EXERCISE BRIEF — Restate the listing that follows word for word, without its pictures.

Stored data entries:
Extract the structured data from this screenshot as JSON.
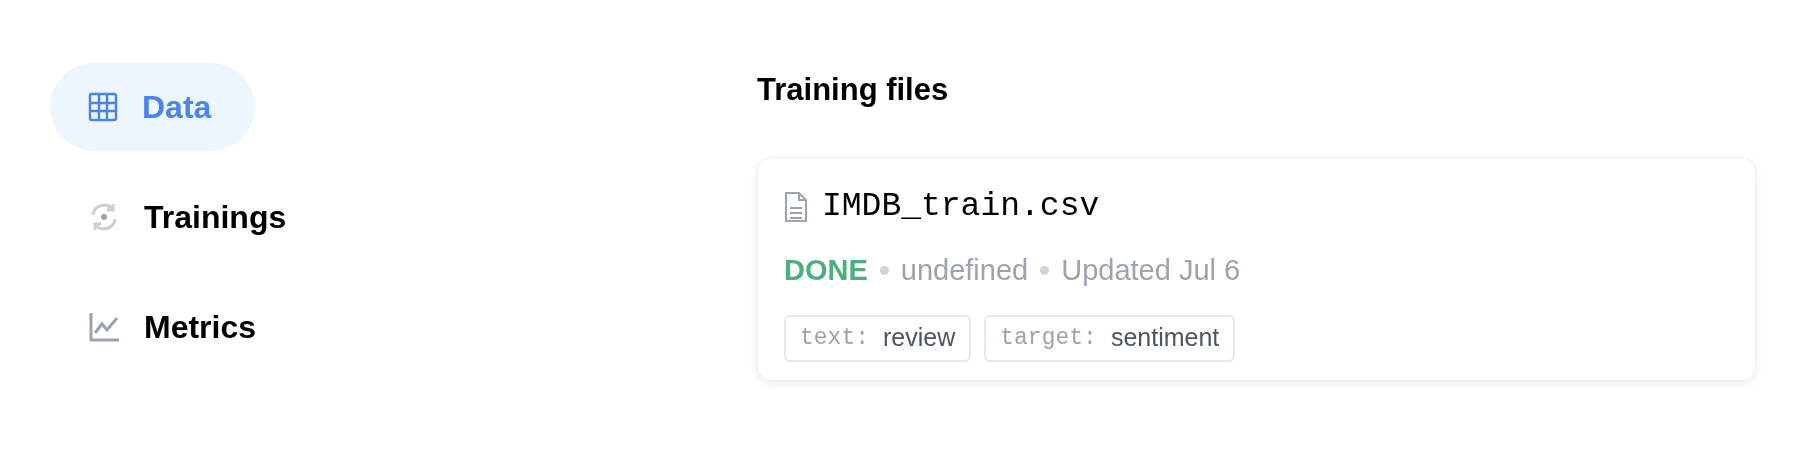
{
  "sidebar": {
    "items": [
      {
        "label": "Data",
        "kind": "grid",
        "selected": true
      },
      {
        "label": "Trainings",
        "kind": "sync",
        "selected": false
      },
      {
        "label": "Metrics",
        "kind": "chart",
        "selected": false
      }
    ]
  },
  "section_title": "Training files",
  "files": [
    {
      "name": "IMDB_train.csv",
      "status": "DONE",
      "color": "#4caf7f",
      "size": "undefined",
      "updated": "Updated Jul 6",
      "tags": [
        {
          "key": "text:",
          "value": "review"
        },
        {
          "key": "target:",
          "value": "sentiment"
        }
      ]
    }
  ]
}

ANSWER —
Extract the structured data from this screenshot as JSON.
{
  "sidebar": {
    "items": [
      {
        "label": "Data",
        "kind": "grid",
        "selected": true
      },
      {
        "label": "Trainings",
        "kind": "sync",
        "selected": false
      },
      {
        "label": "Metrics",
        "kind": "chart",
        "selected": false
      }
    ]
  },
  "section_title": "Training files",
  "files": [
    {
      "name": "IMDB_train.csv",
      "status": "DONE",
      "color": "#4caf7f",
      "size": "undefined",
      "updated": "Updated Jul 6",
      "tags": [
        {
          "key": "text:",
          "value": "review"
        },
        {
          "key": "target:",
          "value": "sentiment"
        }
      ]
    }
  ]
}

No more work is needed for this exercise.